Figure record listings
────────────────────────────────────────
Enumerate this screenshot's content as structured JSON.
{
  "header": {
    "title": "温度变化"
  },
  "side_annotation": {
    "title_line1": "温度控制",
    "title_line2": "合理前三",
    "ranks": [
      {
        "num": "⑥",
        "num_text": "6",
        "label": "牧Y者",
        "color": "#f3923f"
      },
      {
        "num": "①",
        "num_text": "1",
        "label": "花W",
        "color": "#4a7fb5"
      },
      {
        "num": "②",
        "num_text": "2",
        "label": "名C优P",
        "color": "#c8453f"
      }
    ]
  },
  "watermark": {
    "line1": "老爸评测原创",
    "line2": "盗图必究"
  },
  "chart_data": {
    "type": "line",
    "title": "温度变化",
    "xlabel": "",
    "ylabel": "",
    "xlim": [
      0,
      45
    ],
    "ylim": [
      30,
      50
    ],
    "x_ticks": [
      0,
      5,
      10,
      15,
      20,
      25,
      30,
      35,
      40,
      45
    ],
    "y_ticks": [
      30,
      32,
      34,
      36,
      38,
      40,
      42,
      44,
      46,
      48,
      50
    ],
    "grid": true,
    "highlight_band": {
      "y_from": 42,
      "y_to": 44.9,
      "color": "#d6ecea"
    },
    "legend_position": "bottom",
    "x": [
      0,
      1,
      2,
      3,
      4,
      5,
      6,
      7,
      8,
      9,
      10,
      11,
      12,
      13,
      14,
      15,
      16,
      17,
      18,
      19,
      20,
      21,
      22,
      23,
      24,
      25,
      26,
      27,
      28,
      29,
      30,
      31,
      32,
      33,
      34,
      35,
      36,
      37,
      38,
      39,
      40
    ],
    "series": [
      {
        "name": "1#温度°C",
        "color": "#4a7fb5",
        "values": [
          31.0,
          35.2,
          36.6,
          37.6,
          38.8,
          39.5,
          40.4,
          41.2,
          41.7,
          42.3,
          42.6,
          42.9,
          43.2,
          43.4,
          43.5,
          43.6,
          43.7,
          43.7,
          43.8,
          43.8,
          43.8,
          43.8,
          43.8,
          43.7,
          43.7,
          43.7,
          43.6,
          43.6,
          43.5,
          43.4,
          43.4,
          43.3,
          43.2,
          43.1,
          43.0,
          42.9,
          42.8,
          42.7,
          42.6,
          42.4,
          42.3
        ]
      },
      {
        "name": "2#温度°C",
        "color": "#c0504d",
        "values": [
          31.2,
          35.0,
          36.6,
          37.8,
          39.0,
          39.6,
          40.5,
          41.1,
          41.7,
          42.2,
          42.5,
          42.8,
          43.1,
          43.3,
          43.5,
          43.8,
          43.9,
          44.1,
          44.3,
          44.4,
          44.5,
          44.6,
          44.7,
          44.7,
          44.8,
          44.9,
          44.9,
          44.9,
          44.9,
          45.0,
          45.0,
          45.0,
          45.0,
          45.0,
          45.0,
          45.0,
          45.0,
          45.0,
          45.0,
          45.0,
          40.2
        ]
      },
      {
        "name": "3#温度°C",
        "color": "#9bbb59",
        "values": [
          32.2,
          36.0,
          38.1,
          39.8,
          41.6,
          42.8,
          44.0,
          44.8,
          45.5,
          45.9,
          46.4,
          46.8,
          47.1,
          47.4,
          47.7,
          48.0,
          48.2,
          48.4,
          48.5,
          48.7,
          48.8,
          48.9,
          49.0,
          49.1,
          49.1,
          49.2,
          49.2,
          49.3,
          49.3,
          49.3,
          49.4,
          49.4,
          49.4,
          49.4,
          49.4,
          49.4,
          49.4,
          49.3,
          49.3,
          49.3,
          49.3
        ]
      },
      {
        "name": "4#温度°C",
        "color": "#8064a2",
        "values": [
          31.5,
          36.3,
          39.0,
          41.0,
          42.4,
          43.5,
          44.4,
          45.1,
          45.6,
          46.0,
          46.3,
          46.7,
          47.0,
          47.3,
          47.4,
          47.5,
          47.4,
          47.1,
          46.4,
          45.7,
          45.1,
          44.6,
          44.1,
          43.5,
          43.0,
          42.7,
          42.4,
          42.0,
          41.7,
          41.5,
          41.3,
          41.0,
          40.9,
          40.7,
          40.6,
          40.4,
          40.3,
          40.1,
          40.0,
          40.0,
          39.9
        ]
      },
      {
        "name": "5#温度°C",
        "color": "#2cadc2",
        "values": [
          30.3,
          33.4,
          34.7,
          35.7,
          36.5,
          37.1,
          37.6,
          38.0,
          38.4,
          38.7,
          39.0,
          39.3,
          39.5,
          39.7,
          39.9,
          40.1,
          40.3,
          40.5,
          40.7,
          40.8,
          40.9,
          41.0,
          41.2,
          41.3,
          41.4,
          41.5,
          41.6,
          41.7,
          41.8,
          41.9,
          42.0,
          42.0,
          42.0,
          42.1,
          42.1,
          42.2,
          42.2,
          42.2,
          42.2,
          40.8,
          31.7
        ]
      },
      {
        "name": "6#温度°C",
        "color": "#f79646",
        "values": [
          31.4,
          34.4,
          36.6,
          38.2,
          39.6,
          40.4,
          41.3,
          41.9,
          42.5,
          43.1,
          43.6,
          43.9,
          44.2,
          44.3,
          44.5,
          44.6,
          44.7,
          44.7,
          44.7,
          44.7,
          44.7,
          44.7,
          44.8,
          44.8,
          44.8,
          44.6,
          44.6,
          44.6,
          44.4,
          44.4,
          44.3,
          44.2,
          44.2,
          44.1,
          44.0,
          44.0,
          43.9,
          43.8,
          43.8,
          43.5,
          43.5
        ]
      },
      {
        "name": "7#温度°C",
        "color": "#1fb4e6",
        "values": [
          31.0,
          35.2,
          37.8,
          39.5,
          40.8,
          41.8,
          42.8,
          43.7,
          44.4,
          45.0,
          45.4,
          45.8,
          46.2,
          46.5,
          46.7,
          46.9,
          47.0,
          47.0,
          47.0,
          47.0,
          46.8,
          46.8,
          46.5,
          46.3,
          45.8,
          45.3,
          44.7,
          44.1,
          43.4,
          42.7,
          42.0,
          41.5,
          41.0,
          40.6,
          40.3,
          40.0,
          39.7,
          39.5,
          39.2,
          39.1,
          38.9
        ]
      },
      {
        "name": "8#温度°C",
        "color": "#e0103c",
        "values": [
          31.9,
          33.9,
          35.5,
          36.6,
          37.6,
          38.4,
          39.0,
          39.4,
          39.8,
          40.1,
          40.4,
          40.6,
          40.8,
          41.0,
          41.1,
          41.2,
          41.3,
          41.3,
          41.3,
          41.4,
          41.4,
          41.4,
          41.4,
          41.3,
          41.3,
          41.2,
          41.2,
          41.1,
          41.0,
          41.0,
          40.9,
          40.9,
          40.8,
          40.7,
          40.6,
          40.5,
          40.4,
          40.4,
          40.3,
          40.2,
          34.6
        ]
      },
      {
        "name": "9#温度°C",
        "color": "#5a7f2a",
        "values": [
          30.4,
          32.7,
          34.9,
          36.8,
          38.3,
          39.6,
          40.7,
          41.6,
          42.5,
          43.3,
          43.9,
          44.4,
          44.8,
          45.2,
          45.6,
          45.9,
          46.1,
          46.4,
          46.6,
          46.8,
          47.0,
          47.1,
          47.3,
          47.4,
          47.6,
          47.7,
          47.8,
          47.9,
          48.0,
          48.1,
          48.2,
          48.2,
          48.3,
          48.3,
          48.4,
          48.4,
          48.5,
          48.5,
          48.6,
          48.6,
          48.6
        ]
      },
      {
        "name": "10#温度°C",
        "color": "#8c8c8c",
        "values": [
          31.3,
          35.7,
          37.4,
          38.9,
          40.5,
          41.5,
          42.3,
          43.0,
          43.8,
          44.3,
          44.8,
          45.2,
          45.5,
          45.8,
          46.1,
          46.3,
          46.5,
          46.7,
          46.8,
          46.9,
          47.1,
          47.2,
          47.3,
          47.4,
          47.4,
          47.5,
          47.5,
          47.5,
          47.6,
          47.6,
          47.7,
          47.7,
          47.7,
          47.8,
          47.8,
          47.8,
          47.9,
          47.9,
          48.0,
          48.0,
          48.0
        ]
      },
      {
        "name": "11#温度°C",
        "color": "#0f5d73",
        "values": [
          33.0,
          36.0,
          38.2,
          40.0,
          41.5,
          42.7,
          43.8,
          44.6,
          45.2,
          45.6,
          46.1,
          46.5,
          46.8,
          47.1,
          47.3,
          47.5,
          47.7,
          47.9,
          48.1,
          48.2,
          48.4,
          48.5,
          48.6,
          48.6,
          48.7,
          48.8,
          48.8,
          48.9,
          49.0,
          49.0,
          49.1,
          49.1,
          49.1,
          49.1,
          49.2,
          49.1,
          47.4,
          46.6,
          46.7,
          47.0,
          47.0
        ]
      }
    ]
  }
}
────────────────────────────────────────
Which lines of the material contain the string "name"? List each of them.

        "name": "1#温度°C",
        "name": "2#温度°C",
        "name": "3#温度°C",
        "name": "4#温度°C",
        "name": "5#温度°C",
        "name": "6#温度°C",
        "name": "7#温度°C",
        "name": "8#温度°C",
        "name": "9#温度°C",
        "name": "10#温度°C",
        "name": "11#温度°C",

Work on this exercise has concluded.